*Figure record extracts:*

— Start —

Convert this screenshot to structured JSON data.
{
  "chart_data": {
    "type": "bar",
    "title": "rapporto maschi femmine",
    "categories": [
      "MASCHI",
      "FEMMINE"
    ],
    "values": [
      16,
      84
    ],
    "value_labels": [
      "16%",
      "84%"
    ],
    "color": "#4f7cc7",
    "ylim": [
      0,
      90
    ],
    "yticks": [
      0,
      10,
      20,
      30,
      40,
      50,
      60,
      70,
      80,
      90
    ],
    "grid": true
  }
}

— End —

*Goal:*
All of the entries should be written out again exactly.

*Exercise answer:*
Convert this screenshot to structured JSON data.
{
  "chart_data": {
    "type": "bar",
    "title": "rapporto maschi femmine",
    "categories": [
      "MASCHI",
      "FEMMINE"
    ],
    "values": [
      16,
      84
    ],
    "value_labels": [
      "16%",
      "84%"
    ],
    "color": "#4f7cc7",
    "ylim": [
      0,
      90
    ],
    "yticks": [
      0,
      10,
      20,
      30,
      40,
      50,
      60,
      70,
      80,
      90
    ],
    "grid": true
  }
}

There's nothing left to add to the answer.